# Task details:
Give the listing again exactly, omitting its images.

Stored entries
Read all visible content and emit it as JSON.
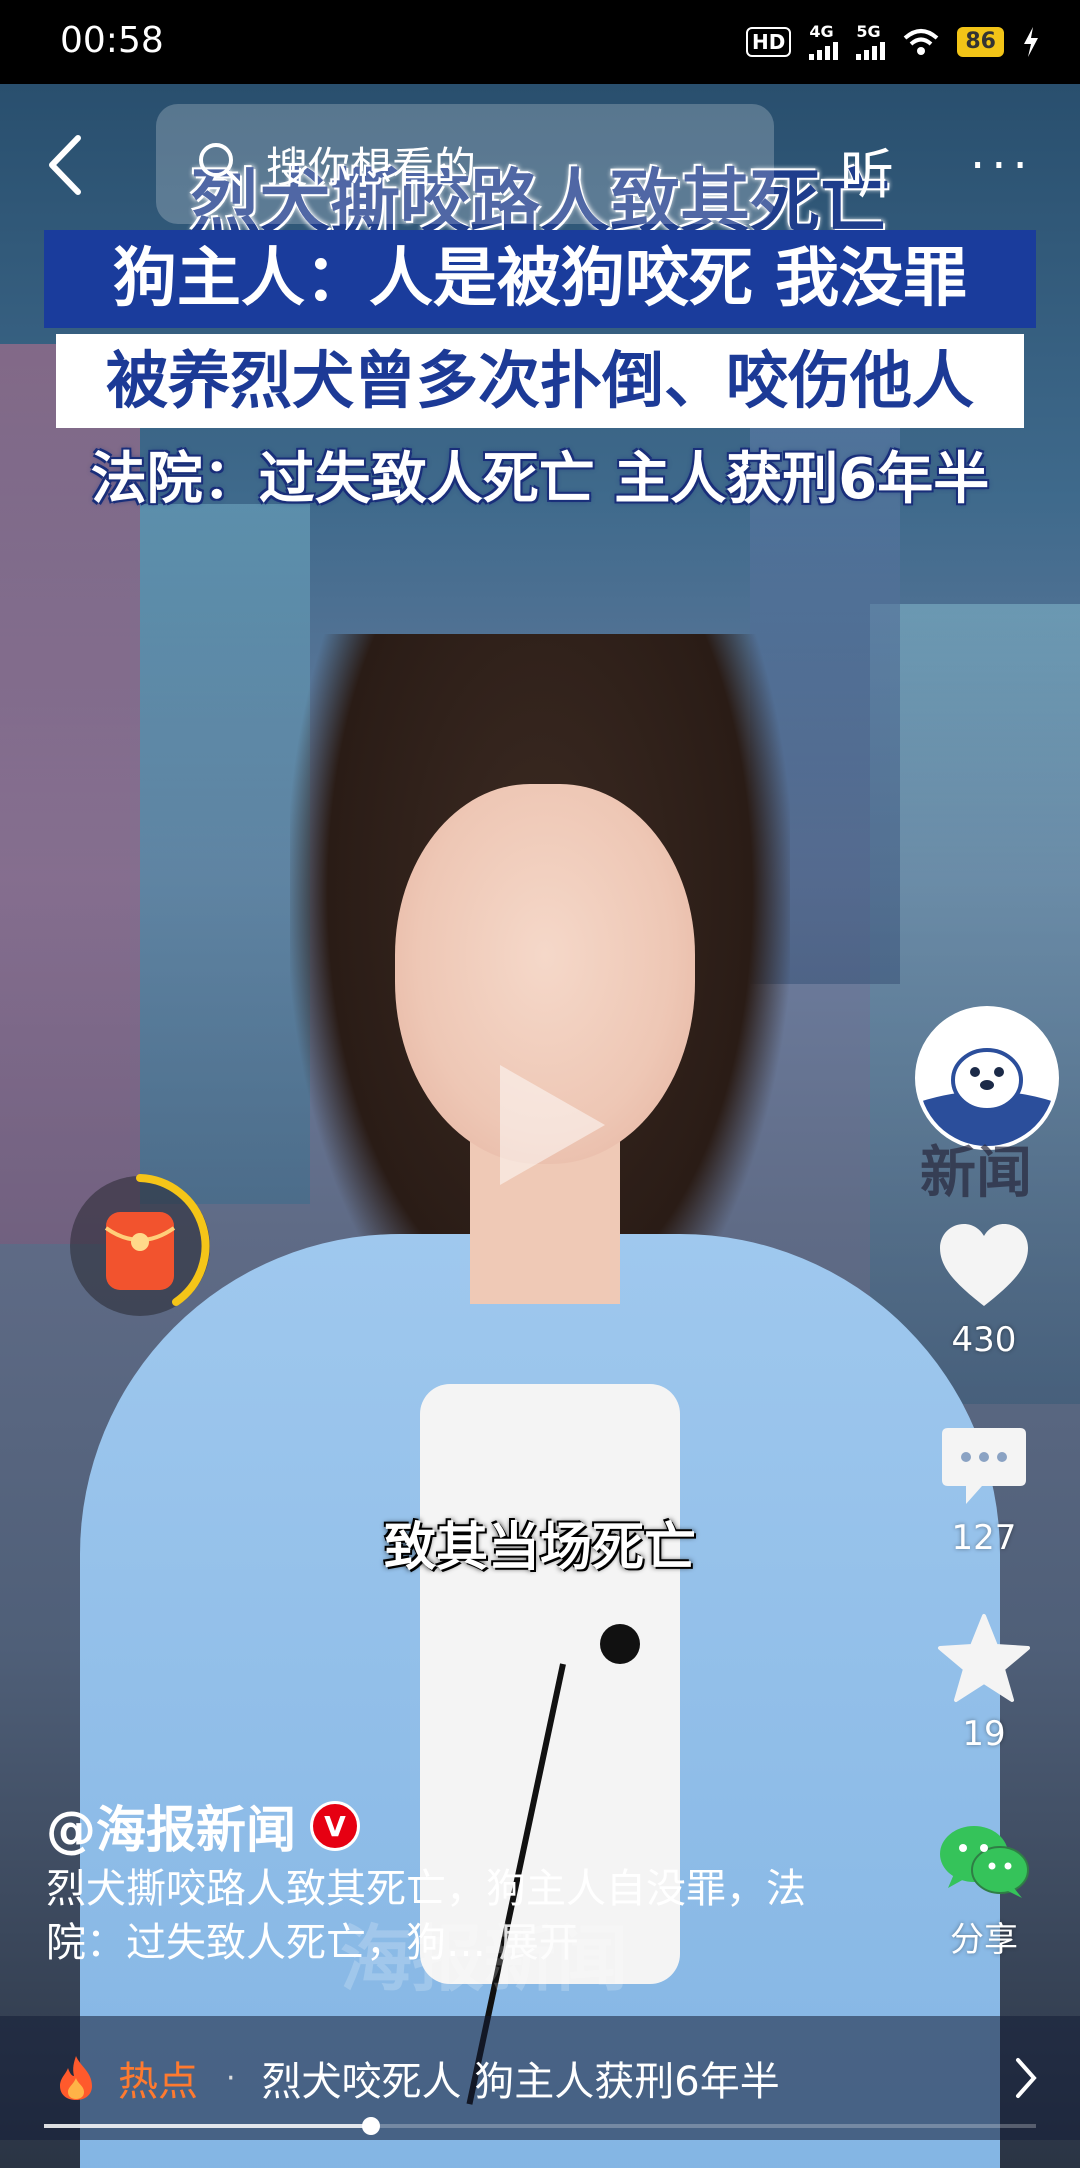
{
  "status": {
    "time": "00:58",
    "hd": "HD",
    "network1": "4G",
    "network2": "5G",
    "battery": "86"
  },
  "header": {
    "search_placeholder": "搜你想看的",
    "listen": "听",
    "more": "···"
  },
  "headlines": {
    "line1": "烈犬撕咬路人致其死亡",
    "line2": "狗主人：人是被狗咬死 我没罪",
    "line3": "被养烈犬曾多次扑倒、咬伤他人",
    "line4": "法院：过失致人死亡 主人获刑6年半"
  },
  "video": {
    "subtitle": "致其当场死亡",
    "watermark": "海报新闻",
    "progress_percent": 33
  },
  "rail": {
    "avatar_text": "新闻",
    "likes": "430",
    "comments": "127",
    "favorites": "19",
    "share": "分享"
  },
  "post": {
    "author": "@海报新闻",
    "verified": "V",
    "description": "烈犬撕咬路人致其死亡，狗主人自没罪，法院：过失致人死亡，狗…",
    "expand": "展开"
  },
  "hot": {
    "label": "热点",
    "dot": "·",
    "text": "烈犬咬死人 狗主人获刑6年半"
  },
  "colors": {
    "accent_orange": "#ff7a2f",
    "headline_blue": "#1a3c9c",
    "verified_red": "#e60012",
    "battery_yellow": "#f2c417",
    "wechat_green": "#35c35a"
  }
}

# Right answer:
Read all visible content and emit it as JSON.
{
  "status": {
    "time": "00:58",
    "hd": "HD",
    "network1": "4G",
    "network2": "5G",
    "battery": "86"
  },
  "header": {
    "search_placeholder": "搜你想看的",
    "listen": "听",
    "more": "···"
  },
  "headlines": {
    "line1": "烈犬撕咬路人致其死亡",
    "line2": "狗主人：人是被狗咬死 我没罪",
    "line3": "被养烈犬曾多次扑倒、咬伤他人",
    "line4": "法院：过失致人死亡 主人获刑6年半"
  },
  "video": {
    "subtitle": "致其当场死亡",
    "watermark": "海报新闻",
    "progress_percent": 33
  },
  "rail": {
    "avatar_text": "新闻",
    "likes": "430",
    "comments": "127",
    "favorites": "19",
    "share": "分享"
  },
  "post": {
    "author": "@海报新闻",
    "verified": "V",
    "description": "烈犬撕咬路人致其死亡，狗主人自没罪，法院：过失致人死亡，狗…",
    "expand": "展开"
  },
  "hot": {
    "label": "热点",
    "dot": "·",
    "text": "烈犬咬死人 狗主人获刑6年半"
  },
  "colors": {
    "accent_orange": "#ff7a2f",
    "headline_blue": "#1a3c9c",
    "verified_red": "#e60012",
    "battery_yellow": "#f2c417",
    "wechat_green": "#35c35a"
  }
}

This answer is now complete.